■ Goals ■
1. In the marketing and innovation excerpt, what is the third step of the Innovation Management Cycle?
2. Write the next part of the marketing and innovation excerpt, picking up after its final sentence.

■ Source excerpt ■
┌──

An Example of Marketing and Innovation Integration

Profitable innovation and marketing management are both dynamic processes of continually creating new business models, improving customer experience, and opening new markets — as well as launching new products. To support value maximization and accelerated innovation Pentadigm ® Customer Value Management and Rapid Innovation’s; “Innovation Management Cycle” are examples of how marketing and innovation best practices integrate.
Pentadigm® Customer Value Management
Understand the Customer
Commit to the Customer
Create Customer Value
Obtain Customer Feedback
Improve Customer Value

The Innovation Management Cycle
Discover
Ideate
Stage Gate Development
Post Launch Review - Continuous Improvement
Portfolio and Life Cycle Management

The models both show how typical activities undertaken by marketing teams give plenty of scope to leverage teams and research gathering and analysis activities to manage value and innovate simultaneously. If managed well, customers will take time with marketing and R&D teams to uncover needs, the root causes of problems, unearth satisfaction gaps and develop solid reasons for a new product or service.

Marketing and Innovation Connectivity – An Example. Pentadigm® and “The Innovation Cycle”

Below we compare the activities of the two models, demonstrating clear parallels.

Customer Value Management 1. Understand the Customer
Understand markets, value chains and customers, discover customer need and value-based segmentation, quantify customer need and value, evaluate competitive positioning, select and target customer segments.

Innovation Management 1. Discover.
Research customer and market needs. Identify satisfaction gaps by using advanced Voice of Customer research methodology, trends and technology mapping. Gain deep insights into markets opportunities and satisfaction gaps that lead to opportunities to innovate.

Customer Value Management 2. Commit to the Customer
Develop customer segment strategy, differentiate offerings (customer commitments) to chosen target segments, communicate offerings internally and externally – ensure full understanding within the company and throughout the target customer base, define and measure key performance indicators.

Innovation Management 2. Ideate
Validate insights with customer to create opportunities. Leverage knowledge and creativity. Understand how customers measure the improvement an innovation can bring. Ideate around these opportunities using idea management and creativity tools, leveraging internal and external teams. Develop first pre-concepts or "protocepts" and gain customer feedback and interest.

Customer Value Management 3. Create Customer Value
Develop a customer culture throughout the organization led and driven from the top, define and populate customer value processes, develop customer value infrastructure, implement customer value creation.

Innovation Management 3. Stage Gate Development
Create customer culture through integrating the customer throughout the Stage Gate NPD development process. Continuous or dynamic prototyping will ensure faster low risk developments and customer buy-in to the innovation. Integrate customer into pre-launch activities to improve intimacy and help problem solving.

Customer Value Management 4. Obtain Customer Feedback
Track won and lost business, proactively obtain customer feedback from formal and informal sources, measure and track customer satisfaction, loyalty and retention, manage customer queries and complaints.

Innovation Management 4. Post Launch Review
Track delays, additional costs, functional and product deliver issues. Brainstorm solutions to improve the root causes that led to the issues. Manage and implement solutions. Suggest further opportunities for teams to innovate. Process creates significant good will and bonding between internal and customer teams.

Customer Value Management 5. Improve Customer Value
Implement short term improvements, discover and implement continuous and ongoing improvements to customer value, challenge and improve customer understanding, re-define customer commitments, strive for sustainable differentiation, improve customer value creation and streamline implementation.

└──

■ Source data ■
┌──

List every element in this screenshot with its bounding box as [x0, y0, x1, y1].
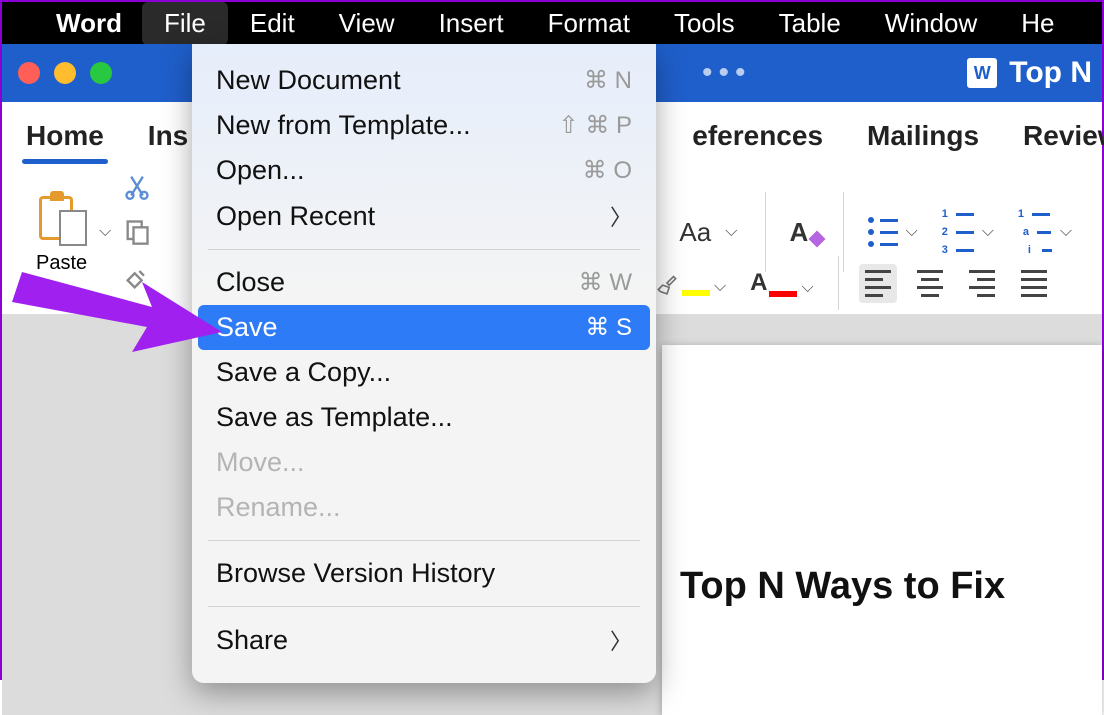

└──

■ Task results ■
1. Stage Gate Development

2.
Innovation Management 5. Portfolio and Life Cycle Management
Strategy, resourcing, balanced decision-making. Continuously review the relevance and value of the portfolio in relation to company strategy, trends, competitors, new technology, changing customer needs and potential for a disruptive innovation. Discontinuing low volume and non value-creating offerings frees up precious resources to fund and support innovation.

More in depth research using advanced Voice of Customer techniques such as “Job Mapping” across the value chain will uncover a multitude of opportunities for higher value improvements through more innovative new offerings. The greater knowledge and close customer interaction through the ideation and Stage Gate development process the better marketing and R&D can manage the risk associated innovation investment and new product launch. In all cases, teams should be well aware of the business strategy and goals in order to tune their “radars” to activities that will excite top management. Without focusing their innovation radars and applying good VOC techniques, teams may miss the chance to delve deeper into issues and needs to first understand fully the situation. And without a good grounding in innovation best practices, teams may be unable to turn these insights into opportunities for creative, collaborative ideation and potential project developments.

Tackling the issue of innovation risk, marketers can mitigate those risks by studying how risky projects are statistically, and balance the portfolio between Big “I” breakthrough innovations and “little i” incremental innovations. They can also ensure the use of current best practices and productivity tools to research, ideate, screen, rapid prototype and efficiently manage the chosen projects through a robust Stage Gate process.

New Productivity Tools

Of particularly interest are emerging I.T. systems for innovation management, such as Innovation Framework Technology’s Front End of Innovation (FEI) Idea Search Engine and Management tool, and it’s “back-end” integrated NPD Staged or Gate development process, with portfolio and lifecycle management features.

Such enabling I.T., linking and integrating the company’s total innovation initiatives to current best practices have been shown to deliver maximum speed and efficiency at lowest risk and cost and can make a significant improvement on both productivity and Return on Innovation (ROIV).

In Conclusion

Marketing and Innovation management are inseparable and integrally linked to business success. Why, then, do so many companies keep these activities separated and segregated into different silos?

Now is the time to bring together these interrelated activities into an integrated Strategic Marketing and Innovation group with the remit to optimize the current business for profit and to steer the company to the right future opportunities.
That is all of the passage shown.